Aim of the exercise> Could you transcribe every record below exactly as written, leaving out any pictures?

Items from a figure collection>
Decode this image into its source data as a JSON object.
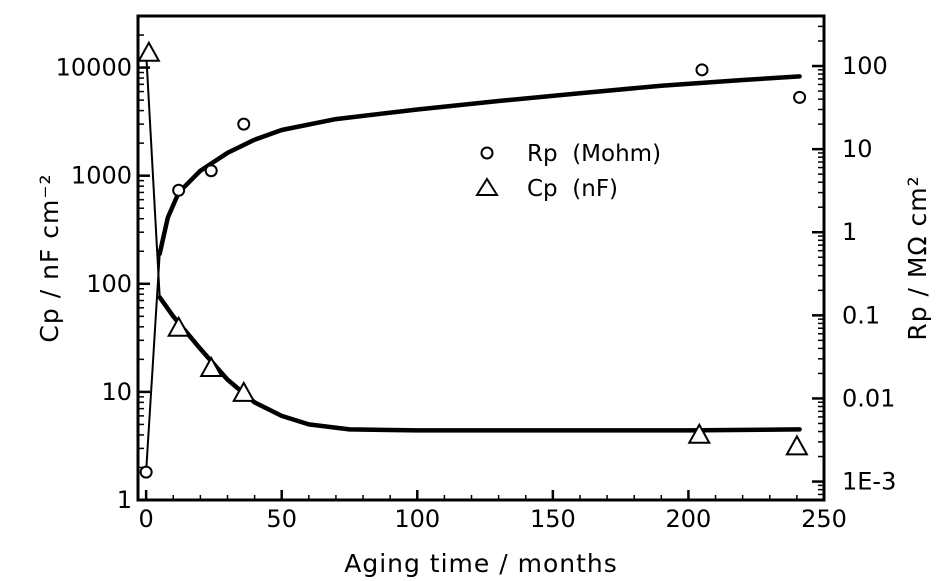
{
  "chart_data": {
    "type": "scatter",
    "xlabel": "Aging   time  /  months",
    "ylabel_left": "Cp / nF  cm⁻²",
    "ylabel_right": "Rp / MΩ  cm²",
    "xlim": [
      -3,
      250
    ],
    "ylim_left": [
      1,
      30000
    ],
    "ylim_right": [
      0.0006,
      400
    ],
    "left_scale": "log",
    "right_scale": "log",
    "x_ticks": [
      0,
      50,
      100,
      150,
      200,
      250
    ],
    "x_tick_labels": [
      "0",
      "50",
      "100",
      "150",
      "200",
      "250"
    ],
    "left_ticks": [
      1,
      10,
      100,
      1000,
      10000
    ],
    "left_tick_labels": [
      "1",
      "10",
      "100",
      "1000",
      "10000"
    ],
    "right_ticks": [
      0.001,
      0.01,
      0.1,
      1,
      10,
      100
    ],
    "right_tick_labels": [
      "1E-3",
      "0.01",
      "0.1",
      "1",
      "10",
      "100"
    ],
    "legend_placement": "upper-center",
    "grid": false,
    "series": [
      {
        "name": "Rp  (Mohm)",
        "marker": "circle",
        "axis": "right",
        "points": [
          [
            0,
            0.0013
          ],
          [
            12,
            3.2
          ],
          [
            24,
            5.5
          ],
          [
            36,
            20
          ],
          [
            205,
            90
          ],
          [
            241,
            42
          ]
        ],
        "fit": [
          [
            0,
            0.0013
          ],
          [
            5,
            0.55
          ],
          [
            8,
            1.5
          ],
          [
            12,
            3.0
          ],
          [
            20,
            5.5
          ],
          [
            30,
            9
          ],
          [
            40,
            13
          ],
          [
            50,
            17
          ],
          [
            70,
            23
          ],
          [
            100,
            30
          ],
          [
            130,
            38
          ],
          [
            160,
            47
          ],
          [
            190,
            58
          ],
          [
            220,
            68
          ],
          [
            241,
            75
          ]
        ]
      },
      {
        "name": "Cp  (nF)",
        "marker": "triangle",
        "axis": "left",
        "points": [
          [
            1,
            14000
          ],
          [
            12,
            40
          ],
          [
            24,
            17
          ],
          [
            36,
            10
          ],
          [
            204,
            4.1
          ],
          [
            240,
            3.2
          ]
        ],
        "fit": [
          [
            0,
            14000
          ],
          [
            5,
            75
          ],
          [
            10,
            50
          ],
          [
            20,
            25
          ],
          [
            30,
            13
          ],
          [
            40,
            8
          ],
          [
            50,
            6
          ],
          [
            60,
            5
          ],
          [
            75,
            4.5
          ],
          [
            100,
            4.4
          ],
          [
            150,
            4.4
          ],
          [
            200,
            4.4
          ],
          [
            241,
            4.5
          ]
        ]
      }
    ]
  }
}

Solution>
Decode this image into its source data as a JSON object.
{
  "chart_data": {
    "type": "scatter",
    "xlabel": "Aging   time  /  months",
    "ylabel_left": "Cp / nF  cm⁻²",
    "ylabel_right": "Rp / MΩ  cm²",
    "xlim": [
      -3,
      250
    ],
    "ylim_left": [
      1,
      30000
    ],
    "ylim_right": [
      0.0006,
      400
    ],
    "left_scale": "log",
    "right_scale": "log",
    "x_ticks": [
      0,
      50,
      100,
      150,
      200,
      250
    ],
    "x_tick_labels": [
      "0",
      "50",
      "100",
      "150",
      "200",
      "250"
    ],
    "left_ticks": [
      1,
      10,
      100,
      1000,
      10000
    ],
    "left_tick_labels": [
      "1",
      "10",
      "100",
      "1000",
      "10000"
    ],
    "right_ticks": [
      0.001,
      0.01,
      0.1,
      1,
      10,
      100
    ],
    "right_tick_labels": [
      "1E-3",
      "0.01",
      "0.1",
      "1",
      "10",
      "100"
    ],
    "legend_placement": "upper-center",
    "grid": false,
    "series": [
      {
        "name": "Rp  (Mohm)",
        "marker": "circle",
        "axis": "right",
        "points": [
          [
            0,
            0.0013
          ],
          [
            12,
            3.2
          ],
          [
            24,
            5.5
          ],
          [
            36,
            20
          ],
          [
            205,
            90
          ],
          [
            241,
            42
          ]
        ],
        "fit": [
          [
            0,
            0.0013
          ],
          [
            5,
            0.55
          ],
          [
            8,
            1.5
          ],
          [
            12,
            3.0
          ],
          [
            20,
            5.5
          ],
          [
            30,
            9
          ],
          [
            40,
            13
          ],
          [
            50,
            17
          ],
          [
            70,
            23
          ],
          [
            100,
            30
          ],
          [
            130,
            38
          ],
          [
            160,
            47
          ],
          [
            190,
            58
          ],
          [
            220,
            68
          ],
          [
            241,
            75
          ]
        ]
      },
      {
        "name": "Cp  (nF)",
        "marker": "triangle",
        "axis": "left",
        "points": [
          [
            1,
            14000
          ],
          [
            12,
            40
          ],
          [
            24,
            17
          ],
          [
            36,
            10
          ],
          [
            204,
            4.1
          ],
          [
            240,
            3.2
          ]
        ],
        "fit": [
          [
            0,
            14000
          ],
          [
            5,
            75
          ],
          [
            10,
            50
          ],
          [
            20,
            25
          ],
          [
            30,
            13
          ],
          [
            40,
            8
          ],
          [
            50,
            6
          ],
          [
            60,
            5
          ],
          [
            75,
            4.5
          ],
          [
            100,
            4.4
          ],
          [
            150,
            4.4
          ],
          [
            200,
            4.4
          ],
          [
            241,
            4.5
          ]
        ]
      }
    ]
  }
}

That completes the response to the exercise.